## [TASK REQUIREMENTS]
From the listing below, extract every line containing "profile".

★ ★ ★ ★ ★ ★ ★

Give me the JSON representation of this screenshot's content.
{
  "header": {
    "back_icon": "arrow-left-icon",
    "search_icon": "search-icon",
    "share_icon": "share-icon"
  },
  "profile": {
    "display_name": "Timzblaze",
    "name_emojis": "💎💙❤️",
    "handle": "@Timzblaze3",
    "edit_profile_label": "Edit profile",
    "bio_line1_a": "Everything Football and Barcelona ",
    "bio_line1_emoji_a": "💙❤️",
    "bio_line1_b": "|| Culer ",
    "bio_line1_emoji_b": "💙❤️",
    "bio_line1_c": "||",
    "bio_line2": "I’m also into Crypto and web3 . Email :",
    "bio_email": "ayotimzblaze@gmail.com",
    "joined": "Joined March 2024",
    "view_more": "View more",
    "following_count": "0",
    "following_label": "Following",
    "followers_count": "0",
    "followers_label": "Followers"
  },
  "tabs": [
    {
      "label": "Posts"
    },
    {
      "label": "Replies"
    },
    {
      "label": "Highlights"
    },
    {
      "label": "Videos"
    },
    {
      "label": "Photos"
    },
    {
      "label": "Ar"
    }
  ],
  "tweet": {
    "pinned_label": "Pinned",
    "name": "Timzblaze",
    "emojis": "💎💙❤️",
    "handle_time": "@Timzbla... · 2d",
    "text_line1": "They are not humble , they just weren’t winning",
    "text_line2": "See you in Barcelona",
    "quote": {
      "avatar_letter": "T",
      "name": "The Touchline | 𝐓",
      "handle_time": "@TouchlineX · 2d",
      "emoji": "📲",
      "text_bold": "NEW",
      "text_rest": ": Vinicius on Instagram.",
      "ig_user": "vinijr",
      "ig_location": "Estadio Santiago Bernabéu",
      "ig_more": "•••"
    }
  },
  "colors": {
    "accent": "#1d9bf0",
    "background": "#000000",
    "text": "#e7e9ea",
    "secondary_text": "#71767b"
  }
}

★ ★ ★ ★ ★ ★ ★

## [COMPLETED EXERCISE]
  "profile": {
    "edit_profile_label": "Edit profile",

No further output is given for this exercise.